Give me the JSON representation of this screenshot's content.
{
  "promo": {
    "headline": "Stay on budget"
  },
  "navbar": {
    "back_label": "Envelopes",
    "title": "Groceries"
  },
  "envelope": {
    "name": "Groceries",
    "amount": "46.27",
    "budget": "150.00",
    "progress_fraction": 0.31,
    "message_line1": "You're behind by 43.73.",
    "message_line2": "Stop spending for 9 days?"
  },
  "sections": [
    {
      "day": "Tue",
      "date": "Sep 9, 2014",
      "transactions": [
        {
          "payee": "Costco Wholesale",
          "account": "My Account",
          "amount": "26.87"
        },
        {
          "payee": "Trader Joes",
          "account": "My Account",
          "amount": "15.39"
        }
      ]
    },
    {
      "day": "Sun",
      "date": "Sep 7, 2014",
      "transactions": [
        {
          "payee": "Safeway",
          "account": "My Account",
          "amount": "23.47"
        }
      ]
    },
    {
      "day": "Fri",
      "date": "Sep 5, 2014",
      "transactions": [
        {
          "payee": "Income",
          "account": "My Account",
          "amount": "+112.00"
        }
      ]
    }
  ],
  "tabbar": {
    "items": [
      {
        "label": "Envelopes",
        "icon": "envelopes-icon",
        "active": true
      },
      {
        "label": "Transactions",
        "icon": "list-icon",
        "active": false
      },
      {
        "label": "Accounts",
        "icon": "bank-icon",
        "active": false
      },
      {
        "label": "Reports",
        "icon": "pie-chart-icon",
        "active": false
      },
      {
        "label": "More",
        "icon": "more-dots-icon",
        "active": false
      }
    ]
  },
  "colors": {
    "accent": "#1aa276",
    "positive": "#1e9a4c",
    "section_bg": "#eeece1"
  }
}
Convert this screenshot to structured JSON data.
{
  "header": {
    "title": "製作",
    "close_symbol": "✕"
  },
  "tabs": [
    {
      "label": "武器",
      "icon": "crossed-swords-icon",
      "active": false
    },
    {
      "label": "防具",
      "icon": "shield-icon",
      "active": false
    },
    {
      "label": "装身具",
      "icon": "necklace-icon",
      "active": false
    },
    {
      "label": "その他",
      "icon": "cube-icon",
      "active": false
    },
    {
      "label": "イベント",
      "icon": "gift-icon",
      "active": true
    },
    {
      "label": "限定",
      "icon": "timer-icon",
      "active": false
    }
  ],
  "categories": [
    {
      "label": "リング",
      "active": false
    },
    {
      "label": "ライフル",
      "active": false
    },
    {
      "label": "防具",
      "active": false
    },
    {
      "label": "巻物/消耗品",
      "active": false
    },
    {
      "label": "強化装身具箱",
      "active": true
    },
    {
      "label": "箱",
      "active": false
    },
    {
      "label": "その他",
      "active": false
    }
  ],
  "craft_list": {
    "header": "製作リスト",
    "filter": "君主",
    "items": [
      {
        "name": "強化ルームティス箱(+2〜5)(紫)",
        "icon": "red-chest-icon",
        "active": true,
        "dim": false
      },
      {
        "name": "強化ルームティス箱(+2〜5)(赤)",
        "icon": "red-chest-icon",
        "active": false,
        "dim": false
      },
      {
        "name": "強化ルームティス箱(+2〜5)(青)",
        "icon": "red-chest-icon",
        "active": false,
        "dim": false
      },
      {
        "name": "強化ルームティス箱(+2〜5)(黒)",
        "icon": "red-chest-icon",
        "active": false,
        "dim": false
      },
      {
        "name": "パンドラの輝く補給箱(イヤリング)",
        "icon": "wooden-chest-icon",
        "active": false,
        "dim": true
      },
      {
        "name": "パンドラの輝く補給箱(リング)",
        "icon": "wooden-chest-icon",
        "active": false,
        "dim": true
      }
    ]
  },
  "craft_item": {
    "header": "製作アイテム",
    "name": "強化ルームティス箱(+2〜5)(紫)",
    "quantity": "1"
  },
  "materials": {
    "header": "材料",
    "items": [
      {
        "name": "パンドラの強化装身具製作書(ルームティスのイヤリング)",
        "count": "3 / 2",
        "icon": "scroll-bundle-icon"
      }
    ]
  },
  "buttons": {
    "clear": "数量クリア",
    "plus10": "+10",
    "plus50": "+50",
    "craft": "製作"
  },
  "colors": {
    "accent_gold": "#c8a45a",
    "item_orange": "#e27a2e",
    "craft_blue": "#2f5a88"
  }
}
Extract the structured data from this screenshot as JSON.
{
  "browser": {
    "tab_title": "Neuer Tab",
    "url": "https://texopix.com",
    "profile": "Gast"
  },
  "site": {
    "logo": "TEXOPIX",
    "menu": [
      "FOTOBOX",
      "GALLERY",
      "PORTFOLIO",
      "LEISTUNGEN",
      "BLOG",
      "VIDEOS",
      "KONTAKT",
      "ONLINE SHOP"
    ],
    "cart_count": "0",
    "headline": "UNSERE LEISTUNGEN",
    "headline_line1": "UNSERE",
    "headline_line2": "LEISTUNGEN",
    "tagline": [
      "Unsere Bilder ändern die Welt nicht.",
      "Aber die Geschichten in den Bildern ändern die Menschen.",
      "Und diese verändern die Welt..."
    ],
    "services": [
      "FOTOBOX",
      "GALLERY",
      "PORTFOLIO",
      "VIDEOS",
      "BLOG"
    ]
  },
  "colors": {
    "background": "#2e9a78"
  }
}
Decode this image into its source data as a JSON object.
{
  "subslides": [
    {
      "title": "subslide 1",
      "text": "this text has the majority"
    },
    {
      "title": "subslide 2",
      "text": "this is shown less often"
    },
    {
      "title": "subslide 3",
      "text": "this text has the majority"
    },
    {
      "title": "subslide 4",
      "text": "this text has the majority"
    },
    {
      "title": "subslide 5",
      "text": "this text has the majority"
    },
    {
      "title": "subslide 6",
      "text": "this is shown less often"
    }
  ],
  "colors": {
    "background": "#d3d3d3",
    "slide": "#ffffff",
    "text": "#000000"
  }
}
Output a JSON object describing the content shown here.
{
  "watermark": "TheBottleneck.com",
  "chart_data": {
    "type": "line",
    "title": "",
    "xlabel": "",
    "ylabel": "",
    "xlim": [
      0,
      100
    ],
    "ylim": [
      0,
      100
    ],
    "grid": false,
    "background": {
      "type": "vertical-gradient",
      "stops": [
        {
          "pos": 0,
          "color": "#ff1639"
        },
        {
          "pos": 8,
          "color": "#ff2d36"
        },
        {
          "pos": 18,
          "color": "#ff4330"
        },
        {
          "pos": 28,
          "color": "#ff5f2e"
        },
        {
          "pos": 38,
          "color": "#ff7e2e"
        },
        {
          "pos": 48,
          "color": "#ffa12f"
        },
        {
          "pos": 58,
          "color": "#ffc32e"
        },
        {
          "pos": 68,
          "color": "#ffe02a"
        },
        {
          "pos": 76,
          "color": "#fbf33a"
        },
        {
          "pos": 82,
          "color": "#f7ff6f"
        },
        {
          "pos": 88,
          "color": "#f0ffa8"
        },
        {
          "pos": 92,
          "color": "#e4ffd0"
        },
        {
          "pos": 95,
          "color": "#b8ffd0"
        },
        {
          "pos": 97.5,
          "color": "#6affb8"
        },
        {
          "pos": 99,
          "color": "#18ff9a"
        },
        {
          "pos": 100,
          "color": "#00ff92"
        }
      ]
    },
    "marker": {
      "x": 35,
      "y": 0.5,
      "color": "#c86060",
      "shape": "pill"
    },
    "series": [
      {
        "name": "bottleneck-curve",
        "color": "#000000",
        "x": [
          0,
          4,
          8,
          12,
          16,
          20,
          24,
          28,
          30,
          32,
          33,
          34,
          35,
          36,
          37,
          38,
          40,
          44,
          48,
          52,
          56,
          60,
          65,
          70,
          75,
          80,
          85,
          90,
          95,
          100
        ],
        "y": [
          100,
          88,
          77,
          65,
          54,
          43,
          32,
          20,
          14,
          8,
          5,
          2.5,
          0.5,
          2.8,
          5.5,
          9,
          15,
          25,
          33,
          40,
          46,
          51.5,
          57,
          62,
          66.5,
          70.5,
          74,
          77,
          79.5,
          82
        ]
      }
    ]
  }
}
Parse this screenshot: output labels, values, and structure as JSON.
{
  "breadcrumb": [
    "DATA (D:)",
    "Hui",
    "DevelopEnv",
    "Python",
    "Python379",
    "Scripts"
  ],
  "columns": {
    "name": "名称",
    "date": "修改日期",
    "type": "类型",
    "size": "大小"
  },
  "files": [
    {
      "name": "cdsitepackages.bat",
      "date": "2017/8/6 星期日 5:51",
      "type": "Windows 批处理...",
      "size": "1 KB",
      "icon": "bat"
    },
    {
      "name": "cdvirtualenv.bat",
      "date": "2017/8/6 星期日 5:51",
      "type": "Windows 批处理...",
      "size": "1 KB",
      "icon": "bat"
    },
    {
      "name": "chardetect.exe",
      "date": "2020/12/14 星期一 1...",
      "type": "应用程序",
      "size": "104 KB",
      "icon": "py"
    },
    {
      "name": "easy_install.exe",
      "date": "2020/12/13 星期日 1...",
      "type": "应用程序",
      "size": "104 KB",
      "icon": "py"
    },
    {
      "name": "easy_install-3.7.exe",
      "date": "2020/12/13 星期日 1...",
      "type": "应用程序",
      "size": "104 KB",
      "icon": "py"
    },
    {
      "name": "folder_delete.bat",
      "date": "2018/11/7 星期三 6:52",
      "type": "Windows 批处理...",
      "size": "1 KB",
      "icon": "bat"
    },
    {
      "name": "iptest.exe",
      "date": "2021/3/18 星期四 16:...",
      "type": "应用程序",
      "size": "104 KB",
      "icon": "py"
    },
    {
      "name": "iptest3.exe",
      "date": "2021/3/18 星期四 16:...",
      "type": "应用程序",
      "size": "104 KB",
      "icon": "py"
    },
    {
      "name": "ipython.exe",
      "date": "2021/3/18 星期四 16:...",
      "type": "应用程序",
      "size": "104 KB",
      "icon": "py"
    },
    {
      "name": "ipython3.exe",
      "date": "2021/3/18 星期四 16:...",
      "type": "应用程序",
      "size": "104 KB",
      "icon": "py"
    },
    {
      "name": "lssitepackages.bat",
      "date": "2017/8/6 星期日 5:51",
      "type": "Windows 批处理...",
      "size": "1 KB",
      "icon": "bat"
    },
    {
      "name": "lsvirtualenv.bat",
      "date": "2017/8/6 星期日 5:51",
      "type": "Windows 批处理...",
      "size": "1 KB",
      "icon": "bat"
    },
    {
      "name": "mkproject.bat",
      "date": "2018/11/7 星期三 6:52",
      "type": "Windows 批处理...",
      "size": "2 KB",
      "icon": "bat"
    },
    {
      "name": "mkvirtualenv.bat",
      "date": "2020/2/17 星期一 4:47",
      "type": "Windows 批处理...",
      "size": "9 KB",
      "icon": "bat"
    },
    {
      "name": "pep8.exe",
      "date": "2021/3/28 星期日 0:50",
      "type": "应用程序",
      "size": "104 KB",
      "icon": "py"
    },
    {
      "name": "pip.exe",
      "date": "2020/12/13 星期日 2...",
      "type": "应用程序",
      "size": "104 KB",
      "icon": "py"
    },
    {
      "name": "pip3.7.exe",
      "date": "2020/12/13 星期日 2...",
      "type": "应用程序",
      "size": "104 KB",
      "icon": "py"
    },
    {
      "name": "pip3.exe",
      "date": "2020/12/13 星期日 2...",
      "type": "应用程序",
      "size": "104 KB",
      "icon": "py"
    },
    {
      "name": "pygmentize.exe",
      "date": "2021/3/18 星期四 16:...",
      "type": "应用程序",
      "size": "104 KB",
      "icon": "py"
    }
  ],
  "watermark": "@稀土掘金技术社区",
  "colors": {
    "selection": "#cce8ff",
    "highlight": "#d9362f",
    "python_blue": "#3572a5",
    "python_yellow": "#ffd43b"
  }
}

- [Task requirements] Pick every line with "amount" in it and copy it.

- [Result]
    "amount": "46.27",
          "amount": "26.87"
          "amount": "15.39"
          "amount": "23.47"
          "amount": "+112.00"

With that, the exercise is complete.